WORK TO BE COMPLETED:
Return every line of the material exactly.

RECORDS SUPPLIED:
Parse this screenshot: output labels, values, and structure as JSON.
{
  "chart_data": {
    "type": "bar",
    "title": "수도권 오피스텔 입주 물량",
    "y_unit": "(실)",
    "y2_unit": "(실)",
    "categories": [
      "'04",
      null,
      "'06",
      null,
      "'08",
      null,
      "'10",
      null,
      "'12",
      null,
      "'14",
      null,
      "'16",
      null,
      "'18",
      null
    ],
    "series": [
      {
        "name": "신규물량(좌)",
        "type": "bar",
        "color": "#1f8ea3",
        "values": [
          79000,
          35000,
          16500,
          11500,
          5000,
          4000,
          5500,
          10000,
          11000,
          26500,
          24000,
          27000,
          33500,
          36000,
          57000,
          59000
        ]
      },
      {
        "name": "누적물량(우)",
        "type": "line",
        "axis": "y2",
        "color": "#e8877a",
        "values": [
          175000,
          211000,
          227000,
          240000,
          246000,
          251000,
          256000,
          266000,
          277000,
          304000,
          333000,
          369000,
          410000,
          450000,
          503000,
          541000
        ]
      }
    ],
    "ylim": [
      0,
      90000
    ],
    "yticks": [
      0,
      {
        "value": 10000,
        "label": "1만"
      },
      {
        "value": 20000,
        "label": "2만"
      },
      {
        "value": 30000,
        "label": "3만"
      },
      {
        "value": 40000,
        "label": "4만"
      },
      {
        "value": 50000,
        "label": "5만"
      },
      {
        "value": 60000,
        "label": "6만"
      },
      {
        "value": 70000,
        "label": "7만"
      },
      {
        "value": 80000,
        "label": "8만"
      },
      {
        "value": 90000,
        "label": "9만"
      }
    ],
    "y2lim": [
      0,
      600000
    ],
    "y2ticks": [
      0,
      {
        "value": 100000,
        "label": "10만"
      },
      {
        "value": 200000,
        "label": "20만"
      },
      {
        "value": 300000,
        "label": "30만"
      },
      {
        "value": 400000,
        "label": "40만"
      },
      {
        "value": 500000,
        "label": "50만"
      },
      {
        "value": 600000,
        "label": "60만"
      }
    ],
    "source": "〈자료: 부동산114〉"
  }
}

TASK RESPONSE:
Parse this screenshot: output labels, values, and structure as JSON.
{
  "chart_data": {
    "type": "bar",
    "title": "수도권 오피스텔 입주 물량",
    "y_unit": "(실)",
    "y2_unit": "(실)",
    "categories": [
      "'04",
      null,
      "'06",
      null,
      "'08",
      null,
      "'10",
      null,
      "'12",
      null,
      "'14",
      null,
      "'16",
      null,
      "'18",
      null
    ],
    "series": [
      {
        "name": "신규물량(좌)",
        "type": "bar",
        "color": "#1f8ea3",
        "values": [
          79000,
          35000,
          16500,
          11500,
          5000,
          4000,
          5500,
          10000,
          11000,
          26500,
          24000,
          27000,
          33500,
          36000,
          57000,
          59000
        ]
      },
      {
        "name": "누적물량(우)",
        "type": "line",
        "axis": "y2",
        "color": "#e8877a",
        "values": [
          175000,
          211000,
          227000,
          240000,
          246000,
          251000,
          256000,
          266000,
          277000,
          304000,
          333000,
          369000,
          410000,
          450000,
          503000,
          541000
        ]
      }
    ],
    "ylim": [
      0,
      90000
    ],
    "yticks": [
      0,
      {
        "value": 10000,
        "label": "1만"
      },
      {
        "value": 20000,
        "label": "2만"
      },
      {
        "value": 30000,
        "label": "3만"
      },
      {
        "value": 40000,
        "label": "4만"
      },
      {
        "value": 50000,
        "label": "5만"
      },
      {
        "value": 60000,
        "label": "6만"
      },
      {
        "value": 70000,
        "label": "7만"
      },
      {
        "value": 80000,
        "label": "8만"
      },
      {
        "value": 90000,
        "label": "9만"
      }
    ],
    "y2lim": [
      0,
      600000
    ],
    "y2ticks": [
      0,
      {
        "value": 100000,
        "label": "10만"
      },
      {
        "value": 200000,
        "label": "20만"
      },
      {
        "value": 300000,
        "label": "30만"
      },
      {
        "value": 400000,
        "label": "40만"
      },
      {
        "value": 500000,
        "label": "50만"
      },
      {
        "value": 600000,
        "label": "60만"
      }
    ],
    "source": "〈자료: 부동산114〉"
  }
}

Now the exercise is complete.